_STORED DATA_
* Begin *

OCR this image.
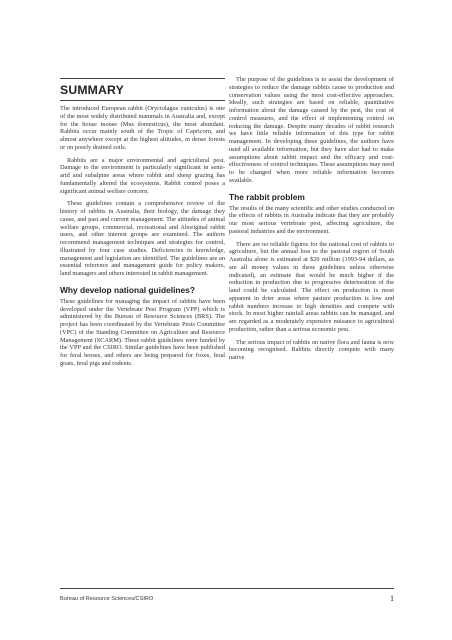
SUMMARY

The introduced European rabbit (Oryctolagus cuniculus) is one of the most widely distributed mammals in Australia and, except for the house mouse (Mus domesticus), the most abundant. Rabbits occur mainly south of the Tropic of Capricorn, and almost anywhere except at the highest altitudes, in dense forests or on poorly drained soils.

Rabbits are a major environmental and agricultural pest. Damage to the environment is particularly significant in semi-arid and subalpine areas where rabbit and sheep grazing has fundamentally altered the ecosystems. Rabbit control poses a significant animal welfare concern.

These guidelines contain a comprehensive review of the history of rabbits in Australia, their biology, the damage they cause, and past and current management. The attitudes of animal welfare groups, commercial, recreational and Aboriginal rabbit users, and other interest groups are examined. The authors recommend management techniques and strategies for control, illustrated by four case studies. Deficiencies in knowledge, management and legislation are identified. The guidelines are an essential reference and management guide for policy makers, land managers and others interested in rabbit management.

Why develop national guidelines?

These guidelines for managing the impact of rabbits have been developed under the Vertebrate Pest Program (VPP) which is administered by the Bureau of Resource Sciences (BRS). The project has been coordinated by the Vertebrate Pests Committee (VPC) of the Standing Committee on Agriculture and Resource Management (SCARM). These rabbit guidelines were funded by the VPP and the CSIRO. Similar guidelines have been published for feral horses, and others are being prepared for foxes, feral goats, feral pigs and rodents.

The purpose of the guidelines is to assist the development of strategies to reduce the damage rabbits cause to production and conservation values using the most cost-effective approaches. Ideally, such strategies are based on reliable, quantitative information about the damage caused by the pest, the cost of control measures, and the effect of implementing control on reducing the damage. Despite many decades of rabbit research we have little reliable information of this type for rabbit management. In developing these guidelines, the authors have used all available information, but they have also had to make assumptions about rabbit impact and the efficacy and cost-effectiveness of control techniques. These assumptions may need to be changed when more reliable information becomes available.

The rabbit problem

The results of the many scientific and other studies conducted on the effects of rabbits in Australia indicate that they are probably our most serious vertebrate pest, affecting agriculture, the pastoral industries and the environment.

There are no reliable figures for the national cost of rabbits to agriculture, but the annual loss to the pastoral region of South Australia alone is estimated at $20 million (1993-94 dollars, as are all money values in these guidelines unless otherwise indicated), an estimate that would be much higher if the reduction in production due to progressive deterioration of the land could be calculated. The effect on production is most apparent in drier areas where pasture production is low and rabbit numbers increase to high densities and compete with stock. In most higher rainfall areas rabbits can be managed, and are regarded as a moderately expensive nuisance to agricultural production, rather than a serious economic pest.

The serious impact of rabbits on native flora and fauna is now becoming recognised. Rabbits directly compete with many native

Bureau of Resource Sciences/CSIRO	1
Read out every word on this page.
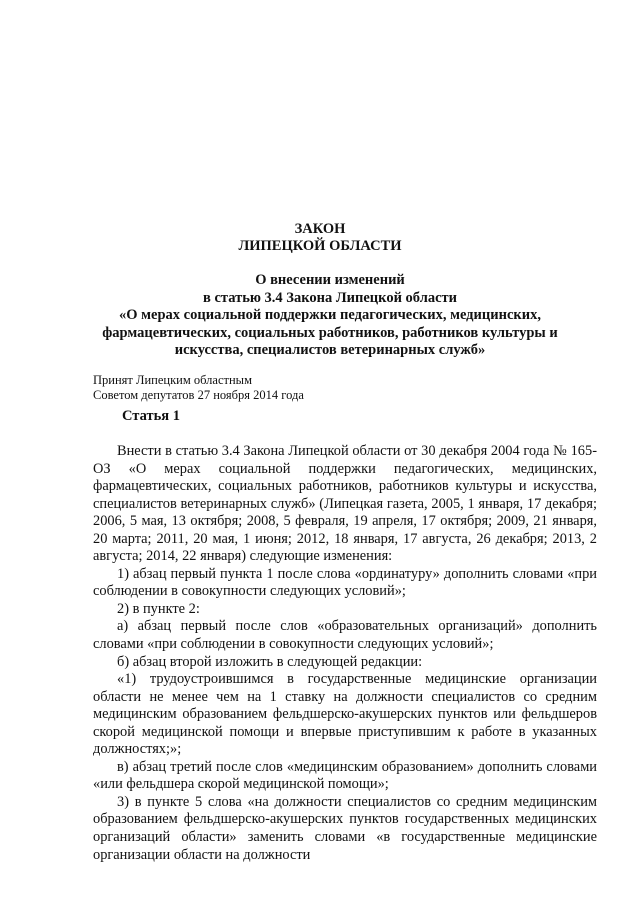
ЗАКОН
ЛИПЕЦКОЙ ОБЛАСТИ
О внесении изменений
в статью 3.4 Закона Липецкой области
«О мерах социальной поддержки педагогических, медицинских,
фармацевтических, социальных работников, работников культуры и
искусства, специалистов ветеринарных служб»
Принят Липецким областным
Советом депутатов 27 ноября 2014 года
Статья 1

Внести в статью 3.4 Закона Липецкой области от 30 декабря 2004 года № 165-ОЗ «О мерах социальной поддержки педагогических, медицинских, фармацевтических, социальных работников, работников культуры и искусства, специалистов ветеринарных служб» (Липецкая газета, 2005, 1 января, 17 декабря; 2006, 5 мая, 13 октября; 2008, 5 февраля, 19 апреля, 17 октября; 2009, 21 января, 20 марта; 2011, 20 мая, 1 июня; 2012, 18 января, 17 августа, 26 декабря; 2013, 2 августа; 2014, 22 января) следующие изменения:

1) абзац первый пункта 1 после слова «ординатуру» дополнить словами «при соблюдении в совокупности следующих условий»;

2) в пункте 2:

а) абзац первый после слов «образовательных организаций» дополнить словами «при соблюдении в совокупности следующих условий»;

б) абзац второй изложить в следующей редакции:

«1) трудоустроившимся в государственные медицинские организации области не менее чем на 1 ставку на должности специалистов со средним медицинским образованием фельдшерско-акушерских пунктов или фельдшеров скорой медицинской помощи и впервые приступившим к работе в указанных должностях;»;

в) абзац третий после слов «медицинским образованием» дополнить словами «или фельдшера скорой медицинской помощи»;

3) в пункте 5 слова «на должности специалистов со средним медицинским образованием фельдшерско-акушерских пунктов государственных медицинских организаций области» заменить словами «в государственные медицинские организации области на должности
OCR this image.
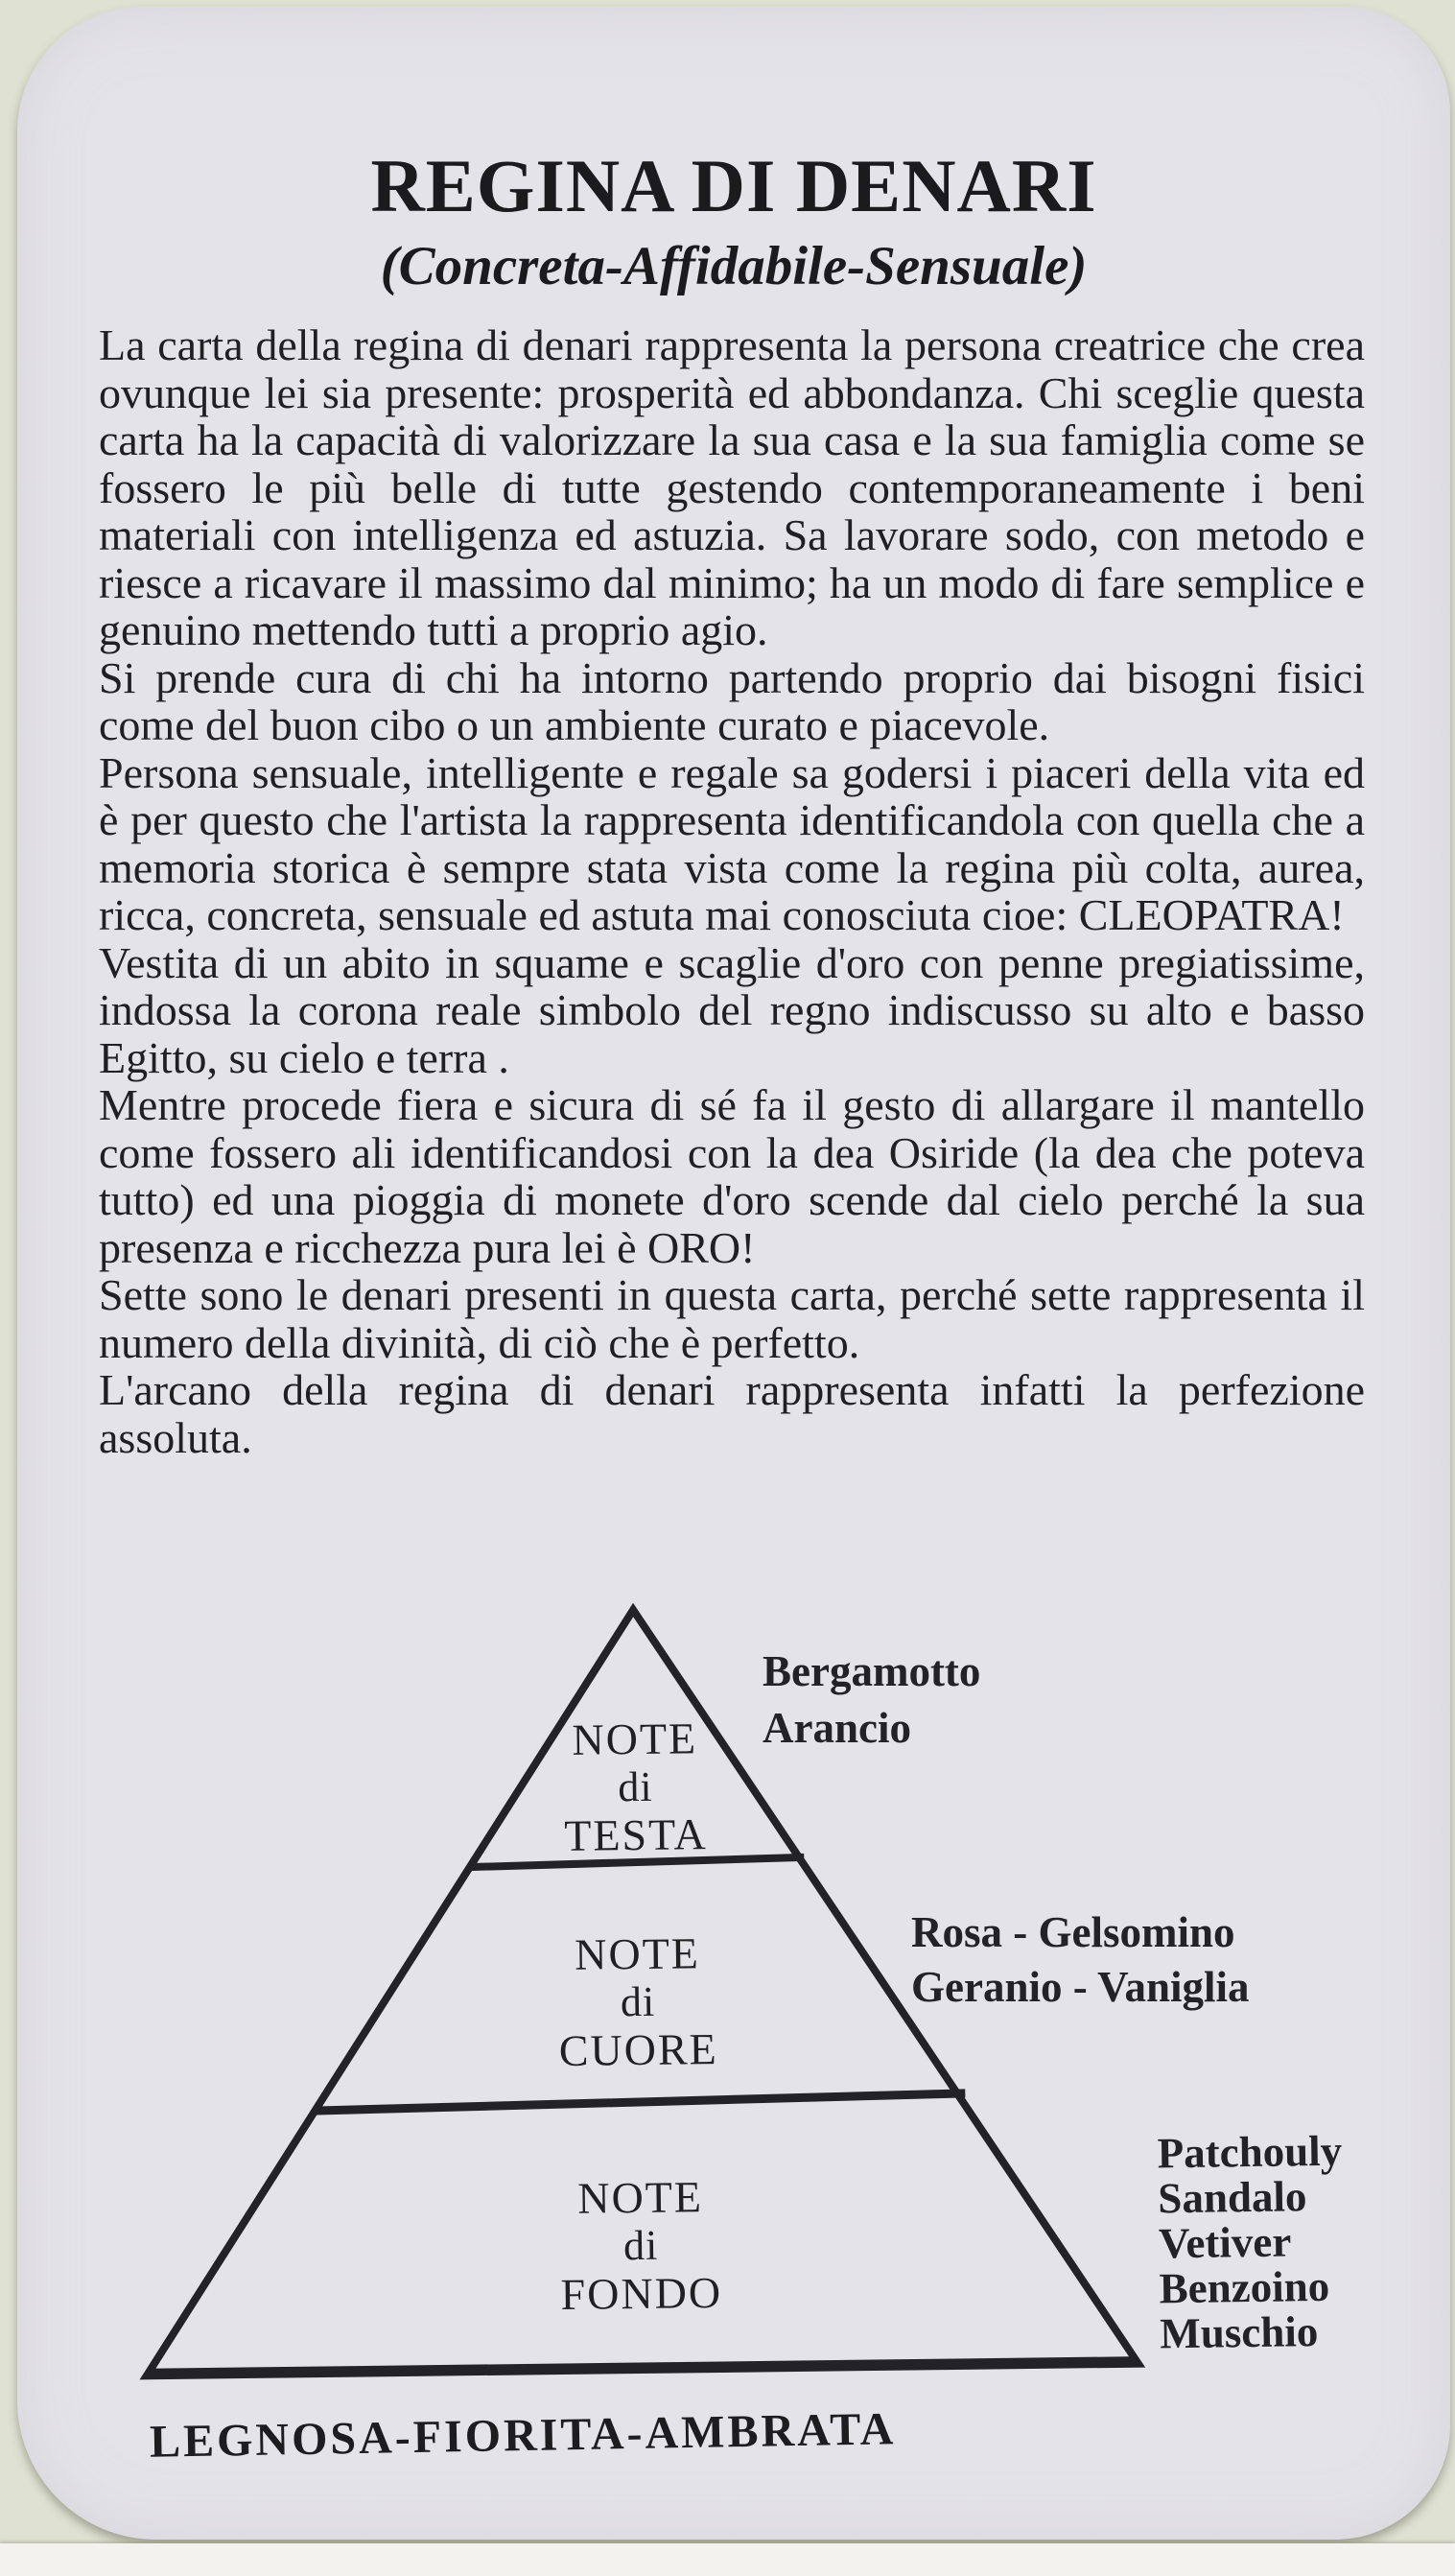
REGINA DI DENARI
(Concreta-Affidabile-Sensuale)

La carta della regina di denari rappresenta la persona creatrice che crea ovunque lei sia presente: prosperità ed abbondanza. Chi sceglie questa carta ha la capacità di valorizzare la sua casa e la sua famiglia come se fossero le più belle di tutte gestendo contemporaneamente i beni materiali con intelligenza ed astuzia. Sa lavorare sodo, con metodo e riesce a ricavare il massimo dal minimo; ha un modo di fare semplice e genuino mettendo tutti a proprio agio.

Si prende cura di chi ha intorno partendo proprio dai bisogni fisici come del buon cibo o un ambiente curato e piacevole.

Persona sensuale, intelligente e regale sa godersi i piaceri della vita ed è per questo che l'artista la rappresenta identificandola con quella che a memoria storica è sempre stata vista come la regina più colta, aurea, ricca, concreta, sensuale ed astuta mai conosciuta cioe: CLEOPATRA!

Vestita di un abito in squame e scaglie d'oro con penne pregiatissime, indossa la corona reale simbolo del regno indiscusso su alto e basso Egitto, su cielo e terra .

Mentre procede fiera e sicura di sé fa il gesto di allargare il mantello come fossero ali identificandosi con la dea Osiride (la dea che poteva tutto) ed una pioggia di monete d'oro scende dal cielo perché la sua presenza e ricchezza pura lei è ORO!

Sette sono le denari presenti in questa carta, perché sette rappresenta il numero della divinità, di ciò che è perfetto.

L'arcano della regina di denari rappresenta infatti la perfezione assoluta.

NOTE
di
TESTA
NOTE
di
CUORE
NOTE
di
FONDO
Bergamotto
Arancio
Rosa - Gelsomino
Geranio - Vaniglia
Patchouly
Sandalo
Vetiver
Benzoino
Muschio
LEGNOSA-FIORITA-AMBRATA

* End *

_EXERCISE TASK_
Copy out all the data without changing anything, and drop the pictures.

_SOLUTION FOR THIS PROBLEM_
OCR this image.
SUMMARY

The introduced European rabbit (Oryctolagus cuniculus) is one of the most widely distributed mammals in Australia and, except for the house mouse (Mus domesticus), the most abundant. Rabbits occur mainly south of the Tropic of Capricorn, and almost anywhere except at the highest altitudes, in dense forests or on poorly drained soils.

Rabbits are a major environmental and agricultural pest. Damage to the environment is particularly significant in semi-arid and subalpine areas where rabbit and sheep grazing has fundamentally altered the ecosystems. Rabbit control poses a significant animal welfare concern.

These guidelines contain a comprehensive review of the history of rabbits in Australia, their biology, the damage they cause, and past and current management. The attitudes of animal welfare groups, commercial, recreational and Aboriginal rabbit users, and other interest groups are examined. The authors recommend management techniques and strategies for control, illustrated by four case studies. Deficiencies in knowledge, management and legislation are identified. The guidelines are an essential reference and management guide for policy makers, land managers and others interested in rabbit management.

Why develop national guidelines?

These guidelines for managing the impact of rabbits have been developed under the Vertebrate Pest Program (VPP) which is administered by the Bureau of Resource Sciences (BRS). The project has been coordinated by the Vertebrate Pests Committee (VPC) of the Standing Committee on Agriculture and Resource Management (SCARM). These rabbit guidelines were funded by the VPP and the CSIRO. Similar guidelines have been published for feral horses, and others are being prepared for foxes, feral goats, feral pigs and rodents.

The purpose of the guidelines is to assist the development of strategies to reduce the damage rabbits cause to production and conservation values using the most cost-effective approaches. Ideally, such strategies are based on reliable, quantitative information about the damage caused by the pest, the cost of control measures, and the effect of implementing control on reducing the damage. Despite many decades of rabbit research we have little reliable information of this type for rabbit management. In developing these guidelines, the authors have used all available information, but they have also had to make assumptions about rabbit impact and the efficacy and cost-effectiveness of control techniques. These assumptions may need to be changed when more reliable information becomes available.

The rabbit problem

The results of the many scientific and other studies conducted on the effects of rabbits in Australia indicate that they are probably our most serious vertebrate pest, affecting agriculture, the pastoral industries and the environment.

There are no reliable figures for the national cost of rabbits to agriculture, but the annual loss to the pastoral region of South Australia alone is estimated at $20 million (1993-94 dollars, as are all money values in these guidelines unless otherwise indicated), an estimate that would be much higher if the reduction in production due to progressive deterioration of the land could be calculated. The effect on production is most apparent in drier areas where pasture production is low and rabbit numbers increase to high densities and compete with stock. In most higher rainfall areas rabbits can be managed, and are regarded as a moderately expensive nuisance to agricultural production, rather than a serious economic pest.

The serious impact of rabbits on native flora and fauna is now becoming recognised. Rabbits directly compete with many native

Bureau of Resource Sciences/CSIRO	1
Read out every word on this page.
ЗАКОН
ЛИПЕЦКОЙ ОБЛАСТИ
О внесении изменений
в статью 3.4 Закона Липецкой области
«О мерах социальной поддержки педагогических, медицинских,
фармацевтических, социальных работников, работников культуры и
искусства, специалистов ветеринарных служб»
Принят Липецким областным
Советом депутатов 27 ноября 2014 года
Статья 1

Внести в статью 3.4 Закона Липецкой области от 30 декабря 2004 года № 165-ОЗ «О мерах социальной поддержки педагогических, медицинских, фармацевтических, социальных работников, работников культуры и искусства, специалистов ветеринарных служб» (Липецкая газета, 2005, 1 января, 17 декабря; 2006, 5 мая, 13 октября; 2008, 5 февраля, 19 апреля, 17 октября; 2009, 21 января, 20 марта; 2011, 20 мая, 1 июня; 2012, 18 января, 17 августа, 26 декабря; 2013, 2 августа; 2014, 22 января) следующие изменения:

1) абзац первый пункта 1 после слова «ординатуру» дополнить словами «при соблюдении в совокупности следующих условий»;

2) в пункте 2:

а) абзац первый после слов «образовательных организаций» дополнить словами «при соблюдении в совокупности следующих условий»;

б) абзац второй изложить в следующей редакции:

«1) трудоустроившимся в государственные медицинские организации области не менее чем на 1 ставку на должности специалистов со средним медицинским образованием фельдшерско-акушерских пунктов или фельдшеров скорой медицинской помощи и впервые приступившим к работе в указанных должностях;»;

в) абзац третий после слов «медицинским образованием» дополнить словами «или фельдшера скорой медицинской помощи»;

3) в пункте 5 слова «на должности специалистов со средним медицинским образованием фельдшерско-акушерских пунктов государственных медицинских организаций области» заменить словами «в государственные медицинские организации области на должности
OCR this image.
REGINA DI DENARI
(Concreta-Affidabile-Sensuale)

La carta della regina di denari rappresenta la persona creatrice che crea ovunque lei sia presente: prosperità ed abbondanza. Chi sceglie questa carta ha la capacità di valorizzare la sua casa e la sua famiglia come se fossero le più belle di tutte gestendo contemporaneamente i beni materiali con intelligenza ed astuzia. Sa lavorare sodo, con metodo e riesce a ricavare il massimo dal minimo; ha un modo di fare semplice e genuino mettendo tutti a proprio agio.

Si prende cura di chi ha intorno partendo proprio dai bisogni fisici come del buon cibo o un ambiente curato e piacevole.

Persona sensuale, intelligente e regale sa godersi i piaceri della vita ed è per questo che l'artista la rappresenta identificandola con quella che a memoria storica è sempre stata vista come la regina più colta, aurea, ricca, concreta, sensuale ed astuta mai conosciuta cioe: CLEOPATRA!

Vestita di un abito in squame e scaglie d'oro con penne pregiatissime, indossa la corona reale simbolo del regno indiscusso su alto e basso Egitto, su cielo e terra .

Mentre procede fiera e sicura di sé fa il gesto di allargare il mantello come fossero ali identificandosi con la dea Osiride (la dea che poteva tutto) ed una pioggia di monete d'oro scende dal cielo perché la sua presenza e ricchezza pura lei è ORO!

Sette sono le denari presenti in questa carta, perché sette rappresenta il numero della divinità, di ciò che è perfetto.

L'arcano della regina di denari rappresenta infatti la perfezione assoluta.

NOTE
di
TESTA
NOTE
di
CUORE
NOTE
di
FONDO
Bergamotto
Arancio
Rosa - Gelsomino
Geranio - Vaniglia
Patchouly
Sandalo
Vetiver
Benzoino
Muschio
LEGNOSA-FIORITA-AMBRATA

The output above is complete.